SET TASK
Emit the data below verbatim, stripping out any pictures.
** BEGIN PROVIDED RECORDS **
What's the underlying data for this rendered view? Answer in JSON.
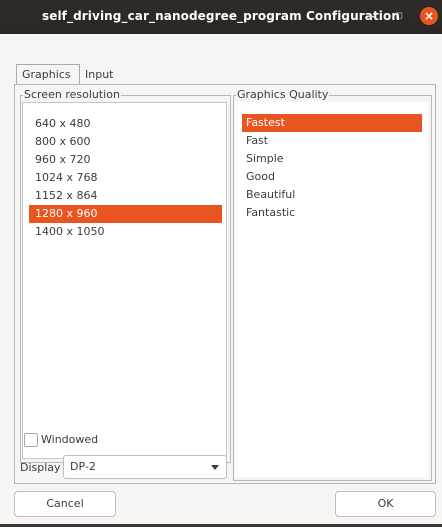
{
  "window": {
    "title": "self_driving_car_nanodegree_program Configuration",
    "min_glyph": "–",
    "max_glyph": "◻",
    "close_glyph": "×"
  },
  "tabs": [
    {
      "label": "Graphics",
      "active": true
    },
    {
      "label": "Input",
      "active": false
    }
  ],
  "screen_resolution": {
    "title": "Screen resolution",
    "items": [
      "640 x 480",
      "800 x 600",
      "960 x 720",
      "1024 x 768",
      "1152 x 864",
      "1280 x 960",
      "1400 x 1050"
    ],
    "selected": "1280 x 960"
  },
  "graphics_quality": {
    "title": "Graphics Quality",
    "items": [
      "Fastest",
      "Fast",
      "Simple",
      "Good",
      "Beautiful",
      "Fantastic"
    ],
    "selected": "Fastest"
  },
  "windowed": {
    "label": "Windowed",
    "checked": false
  },
  "display": {
    "label": "Display",
    "value": "DP-2"
  },
  "buttons": {
    "cancel": "Cancel",
    "ok": "OK"
  },
  "colors": {
    "accent": "#e95420",
    "titlebar": "#2d2927",
    "window_bg": "#f6f5f4"
  }
}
** END PROVIDED RECORDS **
FINISHED EXERCISE
What's the underlying data for this rendered view? Answer in JSON.
{
  "window": {
    "title": "self_driving_car_nanodegree_program Configuration",
    "min_glyph": "–",
    "max_glyph": "◻",
    "close_glyph": "×"
  },
  "tabs": [
    {
      "label": "Graphics",
      "active": true
    },
    {
      "label": "Input",
      "active": false
    }
  ],
  "screen_resolution": {
    "title": "Screen resolution",
    "items": [
      "640 x 480",
      "800 x 600",
      "960 x 720",
      "1024 x 768",
      "1152 x 864",
      "1280 x 960",
      "1400 x 1050"
    ],
    "selected": "1280 x 960"
  },
  "graphics_quality": {
    "title": "Graphics Quality",
    "items": [
      "Fastest",
      "Fast",
      "Simple",
      "Good",
      "Beautiful",
      "Fantastic"
    ],
    "selected": "Fastest"
  },
  "windowed": {
    "label": "Windowed",
    "checked": false
  },
  "display": {
    "label": "Display",
    "value": "DP-2"
  },
  "buttons": {
    "cancel": "Cancel",
    "ok": "OK"
  },
  "colors": {
    "accent": "#e95420",
    "titlebar": "#2d2927",
    "window_bg": "#f6f5f4"
  }
}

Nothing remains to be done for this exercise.